Your objective: Track down every line below that holds "Légumes" and copy it.
begin
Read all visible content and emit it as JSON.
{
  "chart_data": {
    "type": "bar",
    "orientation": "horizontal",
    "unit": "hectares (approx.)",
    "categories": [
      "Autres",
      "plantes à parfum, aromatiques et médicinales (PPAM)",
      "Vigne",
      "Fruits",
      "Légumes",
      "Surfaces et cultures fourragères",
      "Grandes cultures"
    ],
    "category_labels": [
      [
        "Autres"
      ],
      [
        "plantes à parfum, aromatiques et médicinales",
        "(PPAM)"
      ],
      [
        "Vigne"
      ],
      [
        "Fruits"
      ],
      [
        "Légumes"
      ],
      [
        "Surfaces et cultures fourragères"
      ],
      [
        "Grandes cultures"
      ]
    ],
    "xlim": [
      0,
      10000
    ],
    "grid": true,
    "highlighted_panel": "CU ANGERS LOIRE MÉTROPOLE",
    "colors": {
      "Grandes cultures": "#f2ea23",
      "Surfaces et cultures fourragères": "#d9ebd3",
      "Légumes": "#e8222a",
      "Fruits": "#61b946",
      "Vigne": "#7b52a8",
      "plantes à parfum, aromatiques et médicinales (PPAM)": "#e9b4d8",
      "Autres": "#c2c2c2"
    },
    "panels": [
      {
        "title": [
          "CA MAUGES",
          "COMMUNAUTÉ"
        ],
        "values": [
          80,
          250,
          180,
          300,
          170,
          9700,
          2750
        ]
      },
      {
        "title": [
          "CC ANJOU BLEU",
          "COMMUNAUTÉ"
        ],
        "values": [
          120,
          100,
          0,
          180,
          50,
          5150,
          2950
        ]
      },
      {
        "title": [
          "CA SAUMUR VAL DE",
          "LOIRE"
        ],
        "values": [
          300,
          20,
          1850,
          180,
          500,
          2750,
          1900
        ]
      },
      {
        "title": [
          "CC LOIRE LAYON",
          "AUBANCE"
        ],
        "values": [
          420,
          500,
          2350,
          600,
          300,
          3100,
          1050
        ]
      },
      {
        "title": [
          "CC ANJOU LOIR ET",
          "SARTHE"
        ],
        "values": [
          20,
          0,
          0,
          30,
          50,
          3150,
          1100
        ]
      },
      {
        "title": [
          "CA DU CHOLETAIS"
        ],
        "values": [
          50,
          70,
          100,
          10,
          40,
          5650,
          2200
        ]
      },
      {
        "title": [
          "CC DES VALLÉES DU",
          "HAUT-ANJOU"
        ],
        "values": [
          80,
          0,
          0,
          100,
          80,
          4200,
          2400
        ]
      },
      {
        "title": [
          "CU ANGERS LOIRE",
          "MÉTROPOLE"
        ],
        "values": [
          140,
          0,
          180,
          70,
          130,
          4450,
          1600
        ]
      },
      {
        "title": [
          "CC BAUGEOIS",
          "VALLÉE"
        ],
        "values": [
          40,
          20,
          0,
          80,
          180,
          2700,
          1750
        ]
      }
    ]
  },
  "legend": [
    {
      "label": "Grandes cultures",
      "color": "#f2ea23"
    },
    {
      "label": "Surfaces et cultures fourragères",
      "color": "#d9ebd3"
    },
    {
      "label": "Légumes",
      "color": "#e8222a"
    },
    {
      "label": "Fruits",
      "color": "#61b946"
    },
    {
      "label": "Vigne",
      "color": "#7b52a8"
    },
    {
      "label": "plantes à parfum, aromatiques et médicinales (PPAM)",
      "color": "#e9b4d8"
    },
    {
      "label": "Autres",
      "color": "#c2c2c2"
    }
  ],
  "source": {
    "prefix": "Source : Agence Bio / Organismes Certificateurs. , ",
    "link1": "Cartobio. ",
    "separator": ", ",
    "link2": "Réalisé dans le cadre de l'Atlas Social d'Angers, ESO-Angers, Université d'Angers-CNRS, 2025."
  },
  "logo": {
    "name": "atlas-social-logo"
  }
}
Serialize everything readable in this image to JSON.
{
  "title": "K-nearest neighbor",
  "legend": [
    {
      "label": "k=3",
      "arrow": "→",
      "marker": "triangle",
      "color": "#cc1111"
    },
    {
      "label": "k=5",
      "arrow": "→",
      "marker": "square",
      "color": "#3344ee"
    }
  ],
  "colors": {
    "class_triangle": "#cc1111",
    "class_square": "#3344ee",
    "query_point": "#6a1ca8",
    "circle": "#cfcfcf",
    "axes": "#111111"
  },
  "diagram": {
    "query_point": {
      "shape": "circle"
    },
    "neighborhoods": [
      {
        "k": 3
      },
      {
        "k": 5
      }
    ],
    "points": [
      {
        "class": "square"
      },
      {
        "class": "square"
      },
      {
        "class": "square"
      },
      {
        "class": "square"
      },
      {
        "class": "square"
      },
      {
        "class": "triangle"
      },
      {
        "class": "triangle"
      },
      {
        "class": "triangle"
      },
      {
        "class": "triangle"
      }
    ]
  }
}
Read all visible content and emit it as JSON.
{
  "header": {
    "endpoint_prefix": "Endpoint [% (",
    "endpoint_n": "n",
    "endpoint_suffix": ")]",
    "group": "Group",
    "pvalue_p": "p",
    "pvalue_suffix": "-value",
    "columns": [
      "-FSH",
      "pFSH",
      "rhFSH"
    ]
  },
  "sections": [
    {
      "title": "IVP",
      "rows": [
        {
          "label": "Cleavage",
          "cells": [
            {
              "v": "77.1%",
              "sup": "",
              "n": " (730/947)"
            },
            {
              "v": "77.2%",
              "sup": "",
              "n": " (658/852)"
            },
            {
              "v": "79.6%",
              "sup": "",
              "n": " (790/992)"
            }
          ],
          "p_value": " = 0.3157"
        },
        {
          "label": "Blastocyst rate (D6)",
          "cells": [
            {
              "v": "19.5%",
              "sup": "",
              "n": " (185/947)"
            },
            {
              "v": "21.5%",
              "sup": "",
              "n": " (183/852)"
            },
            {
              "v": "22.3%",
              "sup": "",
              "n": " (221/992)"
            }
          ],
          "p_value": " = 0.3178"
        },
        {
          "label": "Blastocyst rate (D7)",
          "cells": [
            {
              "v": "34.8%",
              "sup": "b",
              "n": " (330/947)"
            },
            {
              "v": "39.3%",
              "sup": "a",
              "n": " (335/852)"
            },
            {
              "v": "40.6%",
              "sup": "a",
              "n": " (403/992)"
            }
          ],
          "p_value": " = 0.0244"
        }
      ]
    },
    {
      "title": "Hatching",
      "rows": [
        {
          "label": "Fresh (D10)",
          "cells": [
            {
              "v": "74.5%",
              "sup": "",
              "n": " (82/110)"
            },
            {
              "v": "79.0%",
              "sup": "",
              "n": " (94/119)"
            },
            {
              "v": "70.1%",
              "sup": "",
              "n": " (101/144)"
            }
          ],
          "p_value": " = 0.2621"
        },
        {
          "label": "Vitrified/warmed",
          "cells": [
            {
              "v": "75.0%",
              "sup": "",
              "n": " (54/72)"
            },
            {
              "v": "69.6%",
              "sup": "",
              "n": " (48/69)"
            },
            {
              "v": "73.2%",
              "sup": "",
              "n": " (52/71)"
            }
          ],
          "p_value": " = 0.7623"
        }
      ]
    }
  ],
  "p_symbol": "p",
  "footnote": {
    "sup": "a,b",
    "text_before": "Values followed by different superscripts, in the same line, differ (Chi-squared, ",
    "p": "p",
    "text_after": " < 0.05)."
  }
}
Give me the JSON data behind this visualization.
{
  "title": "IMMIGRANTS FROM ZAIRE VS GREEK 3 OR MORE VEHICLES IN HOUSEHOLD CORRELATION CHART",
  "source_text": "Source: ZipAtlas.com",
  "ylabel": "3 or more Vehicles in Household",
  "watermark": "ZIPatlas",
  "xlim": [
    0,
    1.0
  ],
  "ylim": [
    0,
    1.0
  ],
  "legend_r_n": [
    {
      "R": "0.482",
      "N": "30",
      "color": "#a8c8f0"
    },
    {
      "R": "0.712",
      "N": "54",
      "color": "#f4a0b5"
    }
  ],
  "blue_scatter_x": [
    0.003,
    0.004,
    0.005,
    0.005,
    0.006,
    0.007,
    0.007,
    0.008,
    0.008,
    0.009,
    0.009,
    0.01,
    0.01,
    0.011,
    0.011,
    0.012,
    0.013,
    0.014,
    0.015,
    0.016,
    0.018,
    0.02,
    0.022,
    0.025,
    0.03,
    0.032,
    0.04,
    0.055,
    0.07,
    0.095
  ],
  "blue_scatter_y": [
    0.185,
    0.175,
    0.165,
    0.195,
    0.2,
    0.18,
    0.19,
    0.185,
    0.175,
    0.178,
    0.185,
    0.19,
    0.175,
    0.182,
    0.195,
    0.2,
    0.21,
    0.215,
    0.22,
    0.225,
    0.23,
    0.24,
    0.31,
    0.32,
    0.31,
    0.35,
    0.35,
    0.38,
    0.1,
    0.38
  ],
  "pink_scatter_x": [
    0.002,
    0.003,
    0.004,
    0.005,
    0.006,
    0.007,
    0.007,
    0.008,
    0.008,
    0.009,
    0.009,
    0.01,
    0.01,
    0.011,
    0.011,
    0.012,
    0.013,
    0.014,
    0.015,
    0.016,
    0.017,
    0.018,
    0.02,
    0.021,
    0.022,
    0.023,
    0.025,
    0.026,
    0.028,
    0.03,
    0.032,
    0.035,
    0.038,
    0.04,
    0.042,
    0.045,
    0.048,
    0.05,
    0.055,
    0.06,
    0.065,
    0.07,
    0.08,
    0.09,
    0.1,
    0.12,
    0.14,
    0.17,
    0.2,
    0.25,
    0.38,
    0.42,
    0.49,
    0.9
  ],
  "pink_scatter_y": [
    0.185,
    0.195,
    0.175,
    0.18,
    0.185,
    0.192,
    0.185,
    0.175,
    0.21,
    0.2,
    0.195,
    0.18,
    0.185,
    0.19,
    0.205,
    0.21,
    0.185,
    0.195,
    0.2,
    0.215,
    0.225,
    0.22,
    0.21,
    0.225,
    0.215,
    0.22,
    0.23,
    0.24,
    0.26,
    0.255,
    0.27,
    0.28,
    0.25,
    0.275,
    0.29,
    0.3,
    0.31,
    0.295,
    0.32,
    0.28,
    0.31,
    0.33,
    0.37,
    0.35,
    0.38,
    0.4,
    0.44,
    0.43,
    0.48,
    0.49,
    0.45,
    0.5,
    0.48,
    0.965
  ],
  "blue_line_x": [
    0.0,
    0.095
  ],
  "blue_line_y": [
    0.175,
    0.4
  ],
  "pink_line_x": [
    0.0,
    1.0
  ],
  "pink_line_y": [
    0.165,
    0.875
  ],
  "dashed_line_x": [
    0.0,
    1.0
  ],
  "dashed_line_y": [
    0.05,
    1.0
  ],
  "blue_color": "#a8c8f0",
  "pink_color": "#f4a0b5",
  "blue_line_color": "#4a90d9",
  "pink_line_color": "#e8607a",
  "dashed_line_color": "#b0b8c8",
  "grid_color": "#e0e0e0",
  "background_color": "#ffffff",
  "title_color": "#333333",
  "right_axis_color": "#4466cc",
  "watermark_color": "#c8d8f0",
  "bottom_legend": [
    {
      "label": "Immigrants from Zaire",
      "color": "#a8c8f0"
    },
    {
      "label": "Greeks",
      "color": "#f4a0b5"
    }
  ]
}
end
Reply:
      "Légumes",
        "Légumes"
      "Légumes": "#e8222a",
      "label": "Légumes",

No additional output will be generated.